## WRITTEN EXERCISE
Present each non-blank row below as a line of a Markdown table, using the columns Number and Row text.

— start —

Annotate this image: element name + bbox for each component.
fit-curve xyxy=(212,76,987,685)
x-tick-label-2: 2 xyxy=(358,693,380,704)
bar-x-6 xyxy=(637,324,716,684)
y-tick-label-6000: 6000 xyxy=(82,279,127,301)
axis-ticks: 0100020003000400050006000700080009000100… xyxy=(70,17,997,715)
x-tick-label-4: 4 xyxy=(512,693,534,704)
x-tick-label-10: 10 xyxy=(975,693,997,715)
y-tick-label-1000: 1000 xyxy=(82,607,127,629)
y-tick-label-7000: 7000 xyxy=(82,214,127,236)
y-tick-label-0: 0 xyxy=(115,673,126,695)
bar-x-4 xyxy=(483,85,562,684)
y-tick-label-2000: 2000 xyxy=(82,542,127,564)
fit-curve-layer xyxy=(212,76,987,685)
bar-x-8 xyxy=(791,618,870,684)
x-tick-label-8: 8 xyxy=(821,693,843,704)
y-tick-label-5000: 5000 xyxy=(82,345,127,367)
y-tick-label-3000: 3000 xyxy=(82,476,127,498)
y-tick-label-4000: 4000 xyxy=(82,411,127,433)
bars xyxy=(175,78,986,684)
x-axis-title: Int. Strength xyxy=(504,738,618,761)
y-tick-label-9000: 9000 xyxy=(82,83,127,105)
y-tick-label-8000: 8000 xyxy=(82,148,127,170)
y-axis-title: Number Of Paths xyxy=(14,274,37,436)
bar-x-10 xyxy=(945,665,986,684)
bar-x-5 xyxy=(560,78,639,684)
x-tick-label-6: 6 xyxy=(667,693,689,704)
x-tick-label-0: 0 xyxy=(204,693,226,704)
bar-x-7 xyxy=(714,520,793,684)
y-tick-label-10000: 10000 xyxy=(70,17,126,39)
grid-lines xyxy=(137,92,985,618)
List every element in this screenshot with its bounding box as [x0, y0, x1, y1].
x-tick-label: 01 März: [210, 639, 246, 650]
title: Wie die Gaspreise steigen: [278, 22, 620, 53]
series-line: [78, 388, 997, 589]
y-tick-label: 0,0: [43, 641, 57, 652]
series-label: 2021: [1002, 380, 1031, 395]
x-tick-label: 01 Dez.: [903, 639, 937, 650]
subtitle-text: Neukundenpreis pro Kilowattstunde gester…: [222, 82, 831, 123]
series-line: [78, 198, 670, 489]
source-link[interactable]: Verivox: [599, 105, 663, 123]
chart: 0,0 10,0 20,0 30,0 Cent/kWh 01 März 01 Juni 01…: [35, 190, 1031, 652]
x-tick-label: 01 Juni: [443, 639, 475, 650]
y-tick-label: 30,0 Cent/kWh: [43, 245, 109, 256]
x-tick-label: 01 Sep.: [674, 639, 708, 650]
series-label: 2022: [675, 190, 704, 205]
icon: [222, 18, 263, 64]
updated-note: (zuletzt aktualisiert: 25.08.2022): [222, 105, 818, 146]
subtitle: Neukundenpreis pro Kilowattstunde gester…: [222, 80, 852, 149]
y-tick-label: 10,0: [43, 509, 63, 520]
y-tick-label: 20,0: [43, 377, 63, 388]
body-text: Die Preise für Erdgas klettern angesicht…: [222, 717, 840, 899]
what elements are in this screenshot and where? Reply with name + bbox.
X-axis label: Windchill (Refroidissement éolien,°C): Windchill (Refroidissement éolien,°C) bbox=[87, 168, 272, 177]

— end —

## OUTPUT FOR THIS TASK
| Number | Row text |
|---|---|
| 1 | Annotate this image: element name + bbox for each component. |
| 2 | fit-curve xyxy=(212,76,987,685) |
| 3 | x-tick-label-2: 2 xyxy=(358,693,380,704) |
| 4 | bar-x-6 xyxy=(637,324,716,684) |
| 5 | y-tick-label-6000: 6000 xyxy=(82,279,127,301) |
| 6 | axis-ticks: 0100020003000400050006000700080009000100… xyxy=(70,17,997,715) |
| 7 | x-tick-label-4: 4 xyxy=(512,693,534,704) |
| 8 | x-tick-label-10: 10 xyxy=(975,693,997,715) |
| 9 | y-tick-label-1000: 1000 xyxy=(82,607,127,629) |
| 10 | y-tick-label-7000: 7000 xyxy=(82,214,127,236) |
| 11 | y-tick-label-0: 0 xyxy=(115,673,126,695) |
| 12 | bar-x-4 xyxy=(483,85,562,684) |
| 13 | y-tick-label-2000: 2000 xyxy=(82,542,127,564) |
| 14 | fit-curve-layer xyxy=(212,76,987,685) |
| 15 | bar-x-8 xyxy=(791,618,870,684) |
| 16 | x-tick-label-8: 8 xyxy=(821,693,843,704) |
| 17 | y-tick-label-5000: 5000 xyxy=(82,345,127,367) |
| 18 | y-tick-label-3000: 3000 xyxy=(82,476,127,498) |
| 19 | y-tick-label-4000: 4000 xyxy=(82,411,127,433) |
| 20 | bars xyxy=(175,78,986,684) |
| 21 | x-axis-title: Int. Strength xyxy=(504,738,618,761) |
| 22 | y-tick-label-9000: 9000 xyxy=(82,83,127,105) |
| 23 | y-tick-label-8000: 8000 xyxy=(82,148,127,170) |
| 24 | y-axis-title: Number Of Paths xyxy=(14,274,37,436) |
| 25 | bar-x-10 xyxy=(945,665,986,684) |
| 26 | bar-x-5 xyxy=(560,78,639,684) |
| 27 | x-tick-label-6: 6 xyxy=(667,693,689,704) |
| 28 | x-tick-label-0: 0 xyxy=(204,693,226,704) |
| 29 | bar-x-7 xyxy=(714,520,793,684) |
| 30 | y-tick-label-10000: 10000 xyxy=(70,17,126,39) |
| 31 | grid-lines xyxy=(137,92,985,618) |
| 32 | List every element in this screenshot with its bounding box as [x0, y0, x1, y1]. |
| 33 | x-tick-label: 01 März: [210, 639, 246, 650] |
| 34 | title: Wie die Gaspreise steigen: [278, 22, 620, 53] |
| 35 | series-line: [78, 388, 997, 589] |
| 36 | y-tick-label: 0,0: [43, 641, 57, 652] |
| 37 | series-label: 2021: [1002, 380, 1031, 395] |
| 38 | x-tick-label: 01 Dez.: [903, 639, 937, 650] |
| 39 | subtitle-text: Neukundenpreis pro Kilowattstunde gester…: [222, 82, 831, 123] |
| 40 | series-line: [78, 198, 670, 489] |
| 41 | source-link[interactable]: Verivox: [599, 105, 663, 123] |
| 42 | chart: 0,0 10,0 20,0 30,0 Cent/kWh 01 März 01 Juni 01…: [35, 190, 1031, 652] |
| 43 | x-tick-label: 01 Juni: [443, 639, 475, 650] |
| 44 | y-tick-label: 30,0 Cent/kWh: [43, 245, 109, 256] |
| 45 | x-tick-label: 01 Sep.: [674, 639, 708, 650] |
| 46 | series-label: 2022: [675, 190, 704, 205] |
| 47 | icon: [222, 18, 263, 64] |
| 48 | updated-note: (zuletzt aktualisiert: 25.08.2022): [222, 105, 818, 146] |
| 49 | subtitle: Neukundenpreis pro Kilowattstunde gester…: [222, 80, 852, 149] |
| 50 | y-tick-label: 10,0: [43, 509, 63, 520] |
| 51 | y-tick-label: 20,0: [43, 377, 63, 388] |
| 52 | body-text: Die Preise für Erdgas klettern angesicht…: [222, 717, 840, 899] |
| 53 | what elements are in this screenshot and where? Reply with name + bbox. |
| 54 | X-axis label: Windchill (Refroidissement éolien,°C): Windchill (Refroidissement éolien,°C) bbox=[87, 168, 272, 177] |